* WHAT IS ASKED
Go through the listing below and list every line with "text".

* Dataset entries
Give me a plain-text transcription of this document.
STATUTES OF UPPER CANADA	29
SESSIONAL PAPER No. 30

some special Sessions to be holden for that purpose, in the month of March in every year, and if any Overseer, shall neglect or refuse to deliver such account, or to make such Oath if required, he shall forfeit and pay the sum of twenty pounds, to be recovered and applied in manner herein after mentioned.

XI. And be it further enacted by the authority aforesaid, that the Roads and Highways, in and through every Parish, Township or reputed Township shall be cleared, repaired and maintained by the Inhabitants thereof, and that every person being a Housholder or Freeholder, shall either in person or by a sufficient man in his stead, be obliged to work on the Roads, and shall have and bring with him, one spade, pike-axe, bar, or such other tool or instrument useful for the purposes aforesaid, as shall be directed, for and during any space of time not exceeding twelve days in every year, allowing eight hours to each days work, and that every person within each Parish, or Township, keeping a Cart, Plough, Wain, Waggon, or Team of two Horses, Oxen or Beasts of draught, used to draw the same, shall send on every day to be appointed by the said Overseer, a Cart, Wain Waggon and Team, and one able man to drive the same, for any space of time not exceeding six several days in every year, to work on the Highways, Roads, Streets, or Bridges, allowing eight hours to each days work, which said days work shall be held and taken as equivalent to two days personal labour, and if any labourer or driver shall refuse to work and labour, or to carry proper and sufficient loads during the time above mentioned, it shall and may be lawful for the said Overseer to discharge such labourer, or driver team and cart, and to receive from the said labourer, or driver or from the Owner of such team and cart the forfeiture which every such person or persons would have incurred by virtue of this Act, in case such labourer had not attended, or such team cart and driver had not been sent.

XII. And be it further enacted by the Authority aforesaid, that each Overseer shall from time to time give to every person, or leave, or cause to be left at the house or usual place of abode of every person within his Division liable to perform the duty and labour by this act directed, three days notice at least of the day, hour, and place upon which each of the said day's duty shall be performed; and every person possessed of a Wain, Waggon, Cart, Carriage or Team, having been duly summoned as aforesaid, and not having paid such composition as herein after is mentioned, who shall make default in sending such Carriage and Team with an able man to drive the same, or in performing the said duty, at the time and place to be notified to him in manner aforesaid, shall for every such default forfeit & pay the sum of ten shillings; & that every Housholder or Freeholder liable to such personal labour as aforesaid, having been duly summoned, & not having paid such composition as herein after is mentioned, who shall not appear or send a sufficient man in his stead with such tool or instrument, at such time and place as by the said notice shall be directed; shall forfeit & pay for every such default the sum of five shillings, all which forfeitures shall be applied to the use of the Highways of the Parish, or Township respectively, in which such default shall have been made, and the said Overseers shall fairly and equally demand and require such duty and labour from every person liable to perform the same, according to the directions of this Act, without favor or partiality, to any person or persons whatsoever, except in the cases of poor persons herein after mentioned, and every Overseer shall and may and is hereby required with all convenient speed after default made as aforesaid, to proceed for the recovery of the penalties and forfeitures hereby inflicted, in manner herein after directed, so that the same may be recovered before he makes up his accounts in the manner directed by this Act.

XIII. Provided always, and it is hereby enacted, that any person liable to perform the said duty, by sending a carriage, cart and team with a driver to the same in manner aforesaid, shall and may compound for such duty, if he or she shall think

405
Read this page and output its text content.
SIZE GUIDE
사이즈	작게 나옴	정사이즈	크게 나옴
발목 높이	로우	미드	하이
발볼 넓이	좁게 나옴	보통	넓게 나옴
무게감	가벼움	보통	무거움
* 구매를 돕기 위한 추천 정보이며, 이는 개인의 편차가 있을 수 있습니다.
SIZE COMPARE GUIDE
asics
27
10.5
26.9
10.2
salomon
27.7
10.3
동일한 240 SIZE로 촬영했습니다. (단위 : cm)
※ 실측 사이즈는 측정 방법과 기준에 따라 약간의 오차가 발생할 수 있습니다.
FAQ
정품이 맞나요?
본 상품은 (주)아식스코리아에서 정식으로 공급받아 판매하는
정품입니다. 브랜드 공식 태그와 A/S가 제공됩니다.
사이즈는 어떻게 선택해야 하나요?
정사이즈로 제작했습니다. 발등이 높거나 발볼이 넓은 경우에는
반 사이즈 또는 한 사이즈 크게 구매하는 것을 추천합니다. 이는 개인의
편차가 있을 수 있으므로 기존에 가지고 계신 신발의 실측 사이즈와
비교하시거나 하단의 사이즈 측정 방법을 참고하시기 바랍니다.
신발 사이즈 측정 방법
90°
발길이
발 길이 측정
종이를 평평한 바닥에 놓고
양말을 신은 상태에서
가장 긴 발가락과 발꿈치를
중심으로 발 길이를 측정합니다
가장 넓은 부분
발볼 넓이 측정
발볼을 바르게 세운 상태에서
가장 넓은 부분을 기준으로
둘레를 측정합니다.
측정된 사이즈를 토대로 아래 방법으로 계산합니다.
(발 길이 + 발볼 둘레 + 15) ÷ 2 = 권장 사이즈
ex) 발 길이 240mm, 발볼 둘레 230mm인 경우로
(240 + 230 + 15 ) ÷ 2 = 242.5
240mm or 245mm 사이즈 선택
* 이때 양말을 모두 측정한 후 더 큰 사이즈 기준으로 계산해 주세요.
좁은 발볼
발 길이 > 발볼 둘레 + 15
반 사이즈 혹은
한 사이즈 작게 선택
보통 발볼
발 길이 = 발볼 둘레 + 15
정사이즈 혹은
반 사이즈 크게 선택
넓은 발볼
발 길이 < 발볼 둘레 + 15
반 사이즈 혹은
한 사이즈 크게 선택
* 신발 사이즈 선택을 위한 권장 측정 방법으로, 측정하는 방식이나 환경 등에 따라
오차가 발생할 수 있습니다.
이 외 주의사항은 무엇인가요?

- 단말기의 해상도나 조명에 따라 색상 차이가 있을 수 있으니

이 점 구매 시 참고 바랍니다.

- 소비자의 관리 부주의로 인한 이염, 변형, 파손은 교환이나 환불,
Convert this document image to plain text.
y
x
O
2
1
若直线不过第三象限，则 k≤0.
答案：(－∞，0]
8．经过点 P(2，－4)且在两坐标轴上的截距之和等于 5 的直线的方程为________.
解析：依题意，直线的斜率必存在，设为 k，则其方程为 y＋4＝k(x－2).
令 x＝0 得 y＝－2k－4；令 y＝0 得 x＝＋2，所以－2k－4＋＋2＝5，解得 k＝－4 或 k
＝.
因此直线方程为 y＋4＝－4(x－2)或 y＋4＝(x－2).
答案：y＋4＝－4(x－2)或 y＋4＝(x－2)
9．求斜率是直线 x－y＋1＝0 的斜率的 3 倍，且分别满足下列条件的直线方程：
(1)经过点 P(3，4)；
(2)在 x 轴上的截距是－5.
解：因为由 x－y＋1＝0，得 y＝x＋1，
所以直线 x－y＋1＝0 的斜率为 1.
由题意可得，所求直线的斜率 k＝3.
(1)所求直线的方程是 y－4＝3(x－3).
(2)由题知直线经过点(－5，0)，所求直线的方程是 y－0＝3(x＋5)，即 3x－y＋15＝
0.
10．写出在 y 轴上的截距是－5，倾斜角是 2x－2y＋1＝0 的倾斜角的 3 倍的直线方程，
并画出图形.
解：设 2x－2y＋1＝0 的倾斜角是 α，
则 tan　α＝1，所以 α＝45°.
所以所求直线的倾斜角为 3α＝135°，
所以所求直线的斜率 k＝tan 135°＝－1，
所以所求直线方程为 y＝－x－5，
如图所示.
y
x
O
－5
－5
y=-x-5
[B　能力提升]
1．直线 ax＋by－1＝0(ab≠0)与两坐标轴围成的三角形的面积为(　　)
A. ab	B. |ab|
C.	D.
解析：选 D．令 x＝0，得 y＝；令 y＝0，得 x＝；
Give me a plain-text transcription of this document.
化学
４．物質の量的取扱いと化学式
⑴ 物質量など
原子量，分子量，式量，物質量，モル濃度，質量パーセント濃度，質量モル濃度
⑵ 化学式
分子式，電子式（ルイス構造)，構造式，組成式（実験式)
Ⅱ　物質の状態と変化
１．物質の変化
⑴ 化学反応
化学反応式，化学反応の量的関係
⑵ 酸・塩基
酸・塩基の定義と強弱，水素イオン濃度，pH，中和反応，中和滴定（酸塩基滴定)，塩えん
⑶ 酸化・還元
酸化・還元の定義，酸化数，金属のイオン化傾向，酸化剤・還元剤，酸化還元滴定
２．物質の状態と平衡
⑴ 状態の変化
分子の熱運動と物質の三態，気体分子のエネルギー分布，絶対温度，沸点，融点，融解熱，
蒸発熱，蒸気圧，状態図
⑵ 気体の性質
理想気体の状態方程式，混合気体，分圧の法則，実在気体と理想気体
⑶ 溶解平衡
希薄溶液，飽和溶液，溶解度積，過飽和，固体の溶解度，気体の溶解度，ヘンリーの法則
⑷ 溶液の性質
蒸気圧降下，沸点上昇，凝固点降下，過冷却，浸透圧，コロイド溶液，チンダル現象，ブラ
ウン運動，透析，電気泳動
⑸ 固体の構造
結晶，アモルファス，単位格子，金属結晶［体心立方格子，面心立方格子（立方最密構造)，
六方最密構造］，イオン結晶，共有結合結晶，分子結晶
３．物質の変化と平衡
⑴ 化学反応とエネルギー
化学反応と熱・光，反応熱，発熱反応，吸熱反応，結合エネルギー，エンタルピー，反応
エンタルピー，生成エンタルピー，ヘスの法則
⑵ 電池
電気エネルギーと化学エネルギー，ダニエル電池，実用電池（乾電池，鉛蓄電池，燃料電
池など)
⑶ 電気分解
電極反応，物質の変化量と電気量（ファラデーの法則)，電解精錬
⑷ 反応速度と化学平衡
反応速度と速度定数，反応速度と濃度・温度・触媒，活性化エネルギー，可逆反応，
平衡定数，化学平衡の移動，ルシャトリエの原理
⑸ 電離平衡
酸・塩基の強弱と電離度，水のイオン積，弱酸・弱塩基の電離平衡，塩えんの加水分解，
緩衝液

* RESULT FOR THIS EXERCISE
Give me a plain-text transcription of this document.
Read this page and output its text content.
Convert this document image to plain text.
Give me a plain-text transcription of this document.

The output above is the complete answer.